Figure contents as structured data
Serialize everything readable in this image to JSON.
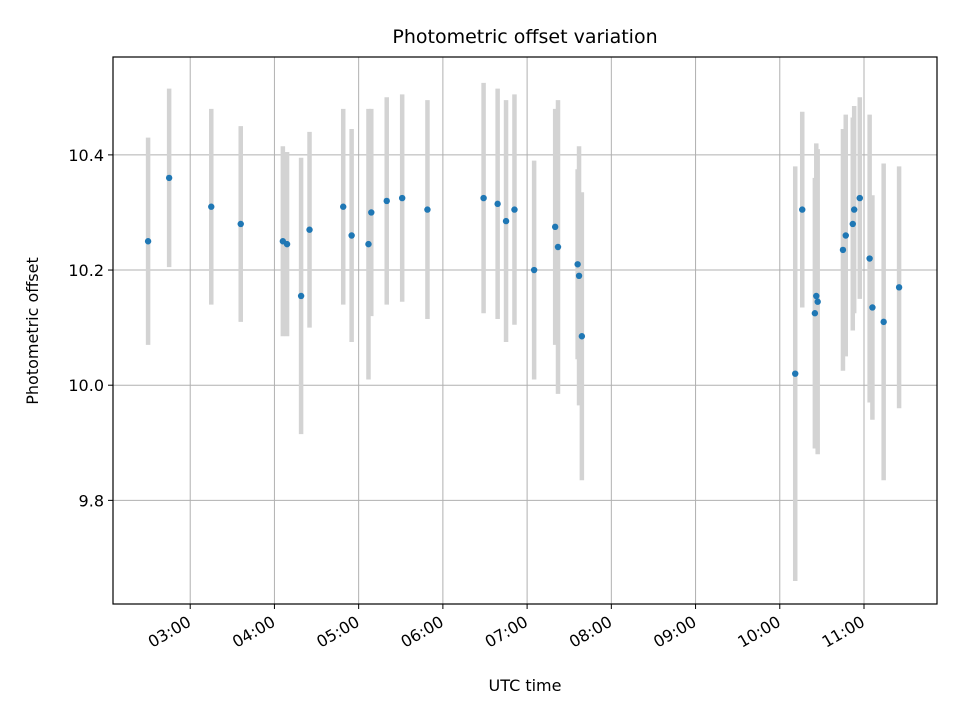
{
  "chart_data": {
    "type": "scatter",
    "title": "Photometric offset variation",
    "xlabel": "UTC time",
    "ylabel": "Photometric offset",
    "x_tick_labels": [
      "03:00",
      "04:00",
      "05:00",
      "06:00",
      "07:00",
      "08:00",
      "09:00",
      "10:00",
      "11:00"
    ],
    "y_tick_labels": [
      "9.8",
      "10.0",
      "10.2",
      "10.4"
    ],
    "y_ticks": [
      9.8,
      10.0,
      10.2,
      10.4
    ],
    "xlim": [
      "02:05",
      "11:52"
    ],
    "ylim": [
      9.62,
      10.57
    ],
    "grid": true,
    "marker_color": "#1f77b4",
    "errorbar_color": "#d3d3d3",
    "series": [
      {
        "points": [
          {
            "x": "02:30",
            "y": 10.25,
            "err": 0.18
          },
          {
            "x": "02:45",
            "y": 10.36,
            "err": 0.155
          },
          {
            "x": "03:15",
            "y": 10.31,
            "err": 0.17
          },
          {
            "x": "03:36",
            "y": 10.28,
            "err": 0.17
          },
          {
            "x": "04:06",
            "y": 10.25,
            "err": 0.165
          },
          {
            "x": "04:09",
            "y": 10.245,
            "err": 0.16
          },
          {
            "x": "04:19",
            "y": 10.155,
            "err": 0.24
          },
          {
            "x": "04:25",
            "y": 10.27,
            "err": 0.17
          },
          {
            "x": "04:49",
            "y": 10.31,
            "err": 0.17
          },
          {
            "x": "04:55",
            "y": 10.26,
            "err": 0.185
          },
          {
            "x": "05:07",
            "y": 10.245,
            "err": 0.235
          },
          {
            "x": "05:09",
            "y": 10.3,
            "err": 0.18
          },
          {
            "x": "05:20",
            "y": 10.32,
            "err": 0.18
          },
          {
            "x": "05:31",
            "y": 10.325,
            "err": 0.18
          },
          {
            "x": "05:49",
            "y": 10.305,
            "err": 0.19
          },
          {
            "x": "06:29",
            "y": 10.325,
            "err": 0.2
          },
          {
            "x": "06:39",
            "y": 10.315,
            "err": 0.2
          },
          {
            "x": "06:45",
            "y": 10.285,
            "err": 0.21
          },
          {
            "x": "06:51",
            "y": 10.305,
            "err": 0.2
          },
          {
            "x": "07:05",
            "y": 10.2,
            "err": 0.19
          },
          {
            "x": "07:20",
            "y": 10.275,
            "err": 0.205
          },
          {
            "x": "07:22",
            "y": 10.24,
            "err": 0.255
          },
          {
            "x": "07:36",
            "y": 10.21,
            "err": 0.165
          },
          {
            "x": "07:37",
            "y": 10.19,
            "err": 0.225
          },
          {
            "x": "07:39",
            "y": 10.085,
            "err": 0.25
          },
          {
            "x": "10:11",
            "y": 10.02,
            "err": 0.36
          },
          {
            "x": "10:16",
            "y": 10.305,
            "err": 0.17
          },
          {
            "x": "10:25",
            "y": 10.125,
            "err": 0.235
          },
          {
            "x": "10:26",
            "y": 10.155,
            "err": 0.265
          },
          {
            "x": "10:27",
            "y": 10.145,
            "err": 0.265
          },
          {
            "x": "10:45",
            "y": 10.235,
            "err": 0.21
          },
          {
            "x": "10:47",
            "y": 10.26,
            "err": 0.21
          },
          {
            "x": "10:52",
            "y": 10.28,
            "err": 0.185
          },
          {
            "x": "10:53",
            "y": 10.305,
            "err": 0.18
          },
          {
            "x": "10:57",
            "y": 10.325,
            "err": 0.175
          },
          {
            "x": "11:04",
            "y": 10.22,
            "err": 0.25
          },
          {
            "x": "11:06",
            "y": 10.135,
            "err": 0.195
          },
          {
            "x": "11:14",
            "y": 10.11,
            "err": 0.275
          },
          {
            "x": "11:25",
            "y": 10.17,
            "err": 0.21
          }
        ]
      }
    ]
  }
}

EXERCISE: Search the data for "offset" and list every line in which it occurs.

SOLUTION FOR THIS PROBLEM:
    "title": "Photometric offset variation",
    "ylabel": "Photometric offset",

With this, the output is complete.